• **GOAL**
Below are the records; copy each line in them that holds the word "Enterprise".
>> Begin DATA RECORDS
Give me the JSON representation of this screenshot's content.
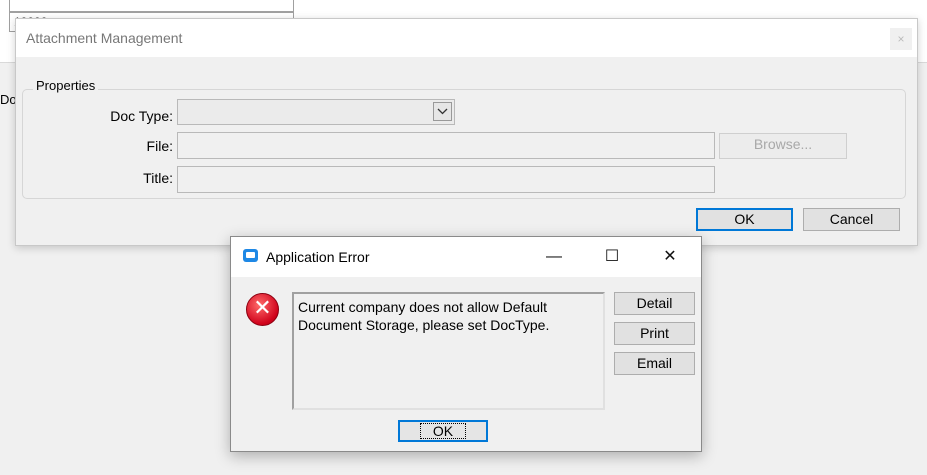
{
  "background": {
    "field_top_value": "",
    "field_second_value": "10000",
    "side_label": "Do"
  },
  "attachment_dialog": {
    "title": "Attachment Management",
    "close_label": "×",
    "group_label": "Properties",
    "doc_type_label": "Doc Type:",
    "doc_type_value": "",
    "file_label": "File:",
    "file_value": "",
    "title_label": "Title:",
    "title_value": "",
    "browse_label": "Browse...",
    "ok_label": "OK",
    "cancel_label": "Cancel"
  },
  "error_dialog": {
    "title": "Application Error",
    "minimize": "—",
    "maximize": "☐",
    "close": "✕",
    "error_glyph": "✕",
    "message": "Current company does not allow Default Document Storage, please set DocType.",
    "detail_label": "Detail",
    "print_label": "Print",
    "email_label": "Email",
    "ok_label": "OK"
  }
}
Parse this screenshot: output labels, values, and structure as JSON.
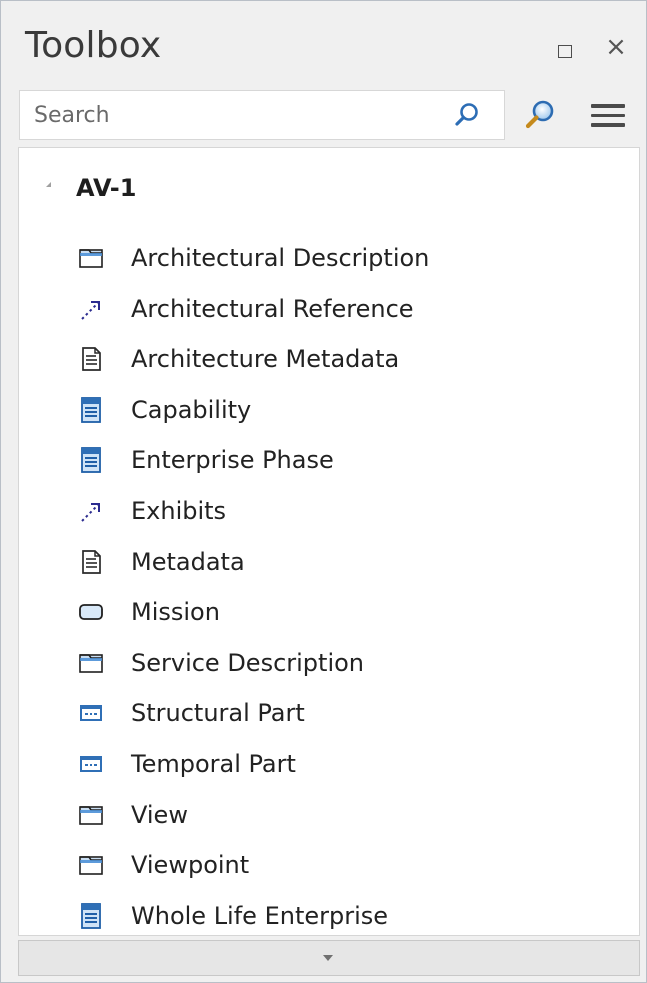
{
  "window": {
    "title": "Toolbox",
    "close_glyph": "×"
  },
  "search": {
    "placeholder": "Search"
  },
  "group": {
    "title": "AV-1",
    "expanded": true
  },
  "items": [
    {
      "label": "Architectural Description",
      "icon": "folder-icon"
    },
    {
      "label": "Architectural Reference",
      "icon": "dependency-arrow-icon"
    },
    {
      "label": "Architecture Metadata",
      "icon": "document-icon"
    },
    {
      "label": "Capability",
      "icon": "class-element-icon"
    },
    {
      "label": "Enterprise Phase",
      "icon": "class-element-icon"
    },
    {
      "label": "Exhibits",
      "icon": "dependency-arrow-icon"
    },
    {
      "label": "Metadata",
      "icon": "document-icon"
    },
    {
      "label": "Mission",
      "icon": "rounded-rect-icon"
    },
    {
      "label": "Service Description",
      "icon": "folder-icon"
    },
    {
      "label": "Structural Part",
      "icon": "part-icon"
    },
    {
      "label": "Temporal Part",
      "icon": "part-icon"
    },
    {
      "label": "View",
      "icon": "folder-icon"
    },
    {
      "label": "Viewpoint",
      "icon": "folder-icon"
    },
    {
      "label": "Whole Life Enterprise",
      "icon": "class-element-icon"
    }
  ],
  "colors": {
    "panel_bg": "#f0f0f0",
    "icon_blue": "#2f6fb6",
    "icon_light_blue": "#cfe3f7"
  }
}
>> End DATA RECORDS
>> Begin DATA RECORDS
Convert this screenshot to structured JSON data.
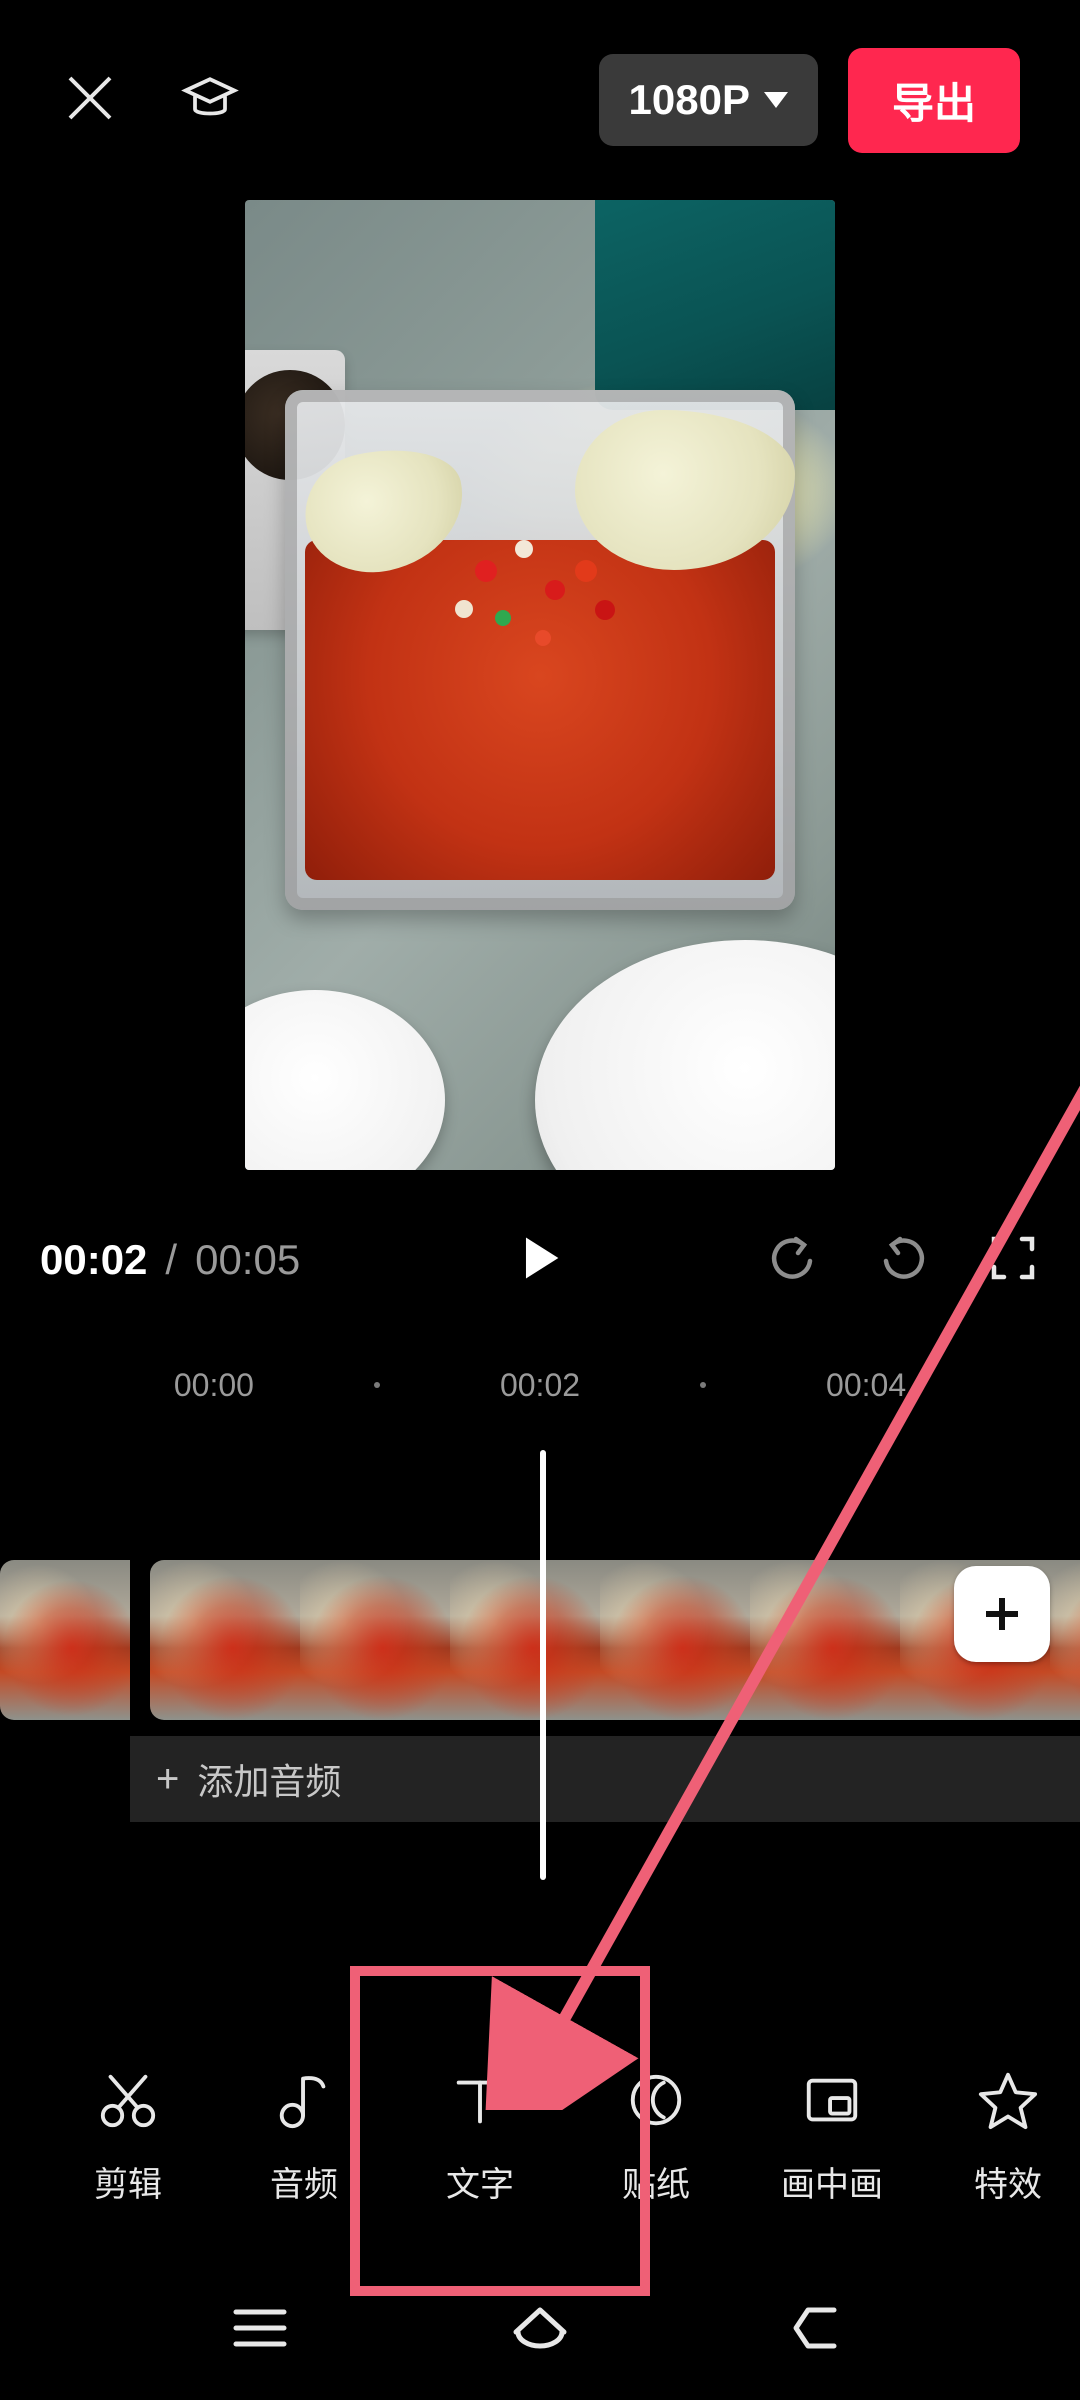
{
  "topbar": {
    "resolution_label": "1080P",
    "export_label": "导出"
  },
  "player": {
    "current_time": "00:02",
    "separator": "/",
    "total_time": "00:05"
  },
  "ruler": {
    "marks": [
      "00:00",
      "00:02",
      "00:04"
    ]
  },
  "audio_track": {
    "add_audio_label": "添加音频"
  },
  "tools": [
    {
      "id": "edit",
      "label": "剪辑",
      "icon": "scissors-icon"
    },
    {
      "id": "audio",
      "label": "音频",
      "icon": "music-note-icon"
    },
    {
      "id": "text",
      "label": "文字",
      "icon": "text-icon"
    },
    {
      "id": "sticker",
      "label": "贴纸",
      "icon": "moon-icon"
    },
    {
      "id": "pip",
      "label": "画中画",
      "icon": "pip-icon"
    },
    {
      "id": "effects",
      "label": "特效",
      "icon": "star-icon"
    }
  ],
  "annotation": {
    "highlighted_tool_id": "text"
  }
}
>> End DATA RECORDS
• **WORKED ANSWER**
      "label": "Enterprise Phase",
      "label": "Whole Life Enterprise",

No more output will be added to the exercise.